- **Task requirements**
Copy every line of the records below without changing a character.
* BEGIN *
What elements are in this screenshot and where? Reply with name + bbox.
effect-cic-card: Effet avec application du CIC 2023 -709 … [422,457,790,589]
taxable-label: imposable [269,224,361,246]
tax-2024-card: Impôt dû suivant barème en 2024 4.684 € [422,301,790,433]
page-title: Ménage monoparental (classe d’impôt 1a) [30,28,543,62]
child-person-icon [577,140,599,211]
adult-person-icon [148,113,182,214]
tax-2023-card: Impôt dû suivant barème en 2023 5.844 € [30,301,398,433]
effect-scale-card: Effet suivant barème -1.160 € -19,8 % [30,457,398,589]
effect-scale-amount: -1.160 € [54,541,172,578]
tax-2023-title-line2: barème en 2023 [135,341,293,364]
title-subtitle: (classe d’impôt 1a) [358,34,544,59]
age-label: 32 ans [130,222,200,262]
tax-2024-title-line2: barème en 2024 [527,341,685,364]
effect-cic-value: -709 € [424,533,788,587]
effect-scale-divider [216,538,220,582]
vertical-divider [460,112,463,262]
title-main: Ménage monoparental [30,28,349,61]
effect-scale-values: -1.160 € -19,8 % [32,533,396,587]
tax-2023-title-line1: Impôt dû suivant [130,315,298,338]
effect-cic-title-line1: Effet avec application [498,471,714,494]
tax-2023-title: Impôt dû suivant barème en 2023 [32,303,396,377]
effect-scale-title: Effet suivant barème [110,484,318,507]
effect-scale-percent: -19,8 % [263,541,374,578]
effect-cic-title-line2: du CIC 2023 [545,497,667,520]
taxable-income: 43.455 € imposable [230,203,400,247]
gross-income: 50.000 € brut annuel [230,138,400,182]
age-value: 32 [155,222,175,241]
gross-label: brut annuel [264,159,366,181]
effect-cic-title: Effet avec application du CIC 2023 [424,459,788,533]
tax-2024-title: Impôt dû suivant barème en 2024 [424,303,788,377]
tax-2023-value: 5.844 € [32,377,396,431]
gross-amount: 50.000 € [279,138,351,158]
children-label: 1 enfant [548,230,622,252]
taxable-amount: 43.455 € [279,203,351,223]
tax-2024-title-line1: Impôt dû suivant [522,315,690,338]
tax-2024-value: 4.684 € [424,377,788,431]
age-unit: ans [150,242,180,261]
* END *
- **Completed task**
What elements are in this screenshot and where? Reply with name + bbox.
effect-cic-card: Effet avec application du CIC 2023 -709 … [422,457,790,589]
taxable-label: imposable [269,224,361,246]
tax-2024-card: Impôt dû suivant barème en 2024 4.684 € [422,301,790,433]
page-title: Ménage monoparental (classe d’impôt 1a) [30,28,543,62]
child-person-icon [577,140,599,211]
adult-person-icon [148,113,182,214]
tax-2023-card: Impôt dû suivant barème en 2023 5.844 € [30,301,398,433]
effect-scale-card: Effet suivant barème -1.160 € -19,8 % [30,457,398,589]
effect-scale-amount: -1.160 € [54,541,172,578]
tax-2023-title-line2: barème en 2023 [135,341,293,364]
title-subtitle: (classe d’impôt 1a) [358,34,544,59]
age-label: 32 ans [130,222,200,262]
tax-2024-title-line2: barème en 2024 [527,341,685,364]
effect-cic-value: -709 € [424,533,788,587]
effect-scale-divider [216,538,220,582]
vertical-divider [460,112,463,262]
title-main: Ménage monoparental [30,28,349,61]
effect-scale-values: -1.160 € -19,8 % [32,533,396,587]
tax-2023-title-line1: Impôt dû suivant [130,315,298,338]
effect-cic-title-line1: Effet avec application [498,471,714,494]
tax-2023-title: Impôt dû suivant barème en 2023 [32,303,396,377]
effect-scale-title: Effet suivant barème [110,484,318,507]
effect-scale-percent: -19,8 % [263,541,374,578]
effect-cic-title-line2: du CIC 2023 [545,497,667,520]
taxable-income: 43.455 € imposable [230,203,400,247]
gross-income: 50.000 € brut annuel [230,138,400,182]
age-value: 32 [155,222,175,241]
gross-label: brut annuel [264,159,366,181]
effect-cic-title: Effet avec application du CIC 2023 [424,459,788,533]
tax-2024-title: Impôt dû suivant barème en 2024 [424,303,788,377]
tax-2023-value: 5.844 € [32,377,396,431]
gross-amount: 50.000 € [279,138,351,158]
children-label: 1 enfant [548,230,622,252]
taxable-amount: 43.455 € [279,203,351,223]
tax-2024-title-line1: Impôt dû suivant [522,315,690,338]
tax-2024-value: 4.684 € [424,377,788,431]
age-unit: ans [150,242,180,261]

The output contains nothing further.